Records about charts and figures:
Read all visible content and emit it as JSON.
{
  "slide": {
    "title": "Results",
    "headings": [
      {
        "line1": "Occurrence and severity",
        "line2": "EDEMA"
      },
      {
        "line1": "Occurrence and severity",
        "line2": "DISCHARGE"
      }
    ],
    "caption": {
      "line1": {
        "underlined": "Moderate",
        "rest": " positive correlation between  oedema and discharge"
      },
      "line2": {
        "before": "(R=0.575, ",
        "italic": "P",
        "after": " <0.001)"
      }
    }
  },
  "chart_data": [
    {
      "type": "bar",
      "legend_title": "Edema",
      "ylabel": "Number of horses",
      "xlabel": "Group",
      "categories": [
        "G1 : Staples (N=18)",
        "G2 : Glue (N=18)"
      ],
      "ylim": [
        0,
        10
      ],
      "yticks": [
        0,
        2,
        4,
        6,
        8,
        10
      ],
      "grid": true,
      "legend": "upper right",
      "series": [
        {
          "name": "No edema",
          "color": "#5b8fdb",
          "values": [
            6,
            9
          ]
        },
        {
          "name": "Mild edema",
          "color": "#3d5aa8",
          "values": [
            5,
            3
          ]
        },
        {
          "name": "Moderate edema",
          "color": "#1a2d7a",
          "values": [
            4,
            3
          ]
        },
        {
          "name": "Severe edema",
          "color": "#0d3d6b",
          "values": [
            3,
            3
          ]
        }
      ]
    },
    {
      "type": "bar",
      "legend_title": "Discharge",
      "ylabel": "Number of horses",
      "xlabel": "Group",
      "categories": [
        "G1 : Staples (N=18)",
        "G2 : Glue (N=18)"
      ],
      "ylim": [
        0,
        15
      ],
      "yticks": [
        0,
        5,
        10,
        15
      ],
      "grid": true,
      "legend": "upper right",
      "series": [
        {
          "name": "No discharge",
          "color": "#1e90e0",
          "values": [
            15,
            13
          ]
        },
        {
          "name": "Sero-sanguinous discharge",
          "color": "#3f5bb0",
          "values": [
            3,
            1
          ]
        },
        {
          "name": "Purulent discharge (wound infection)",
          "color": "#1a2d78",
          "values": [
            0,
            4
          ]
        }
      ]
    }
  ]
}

§ PROBLEM TO SOLVE: Looking at the records above, work out how many lines include the word "Moderate", then give that number by itself.

§ SOLUTION TO THE PROBLEM: 2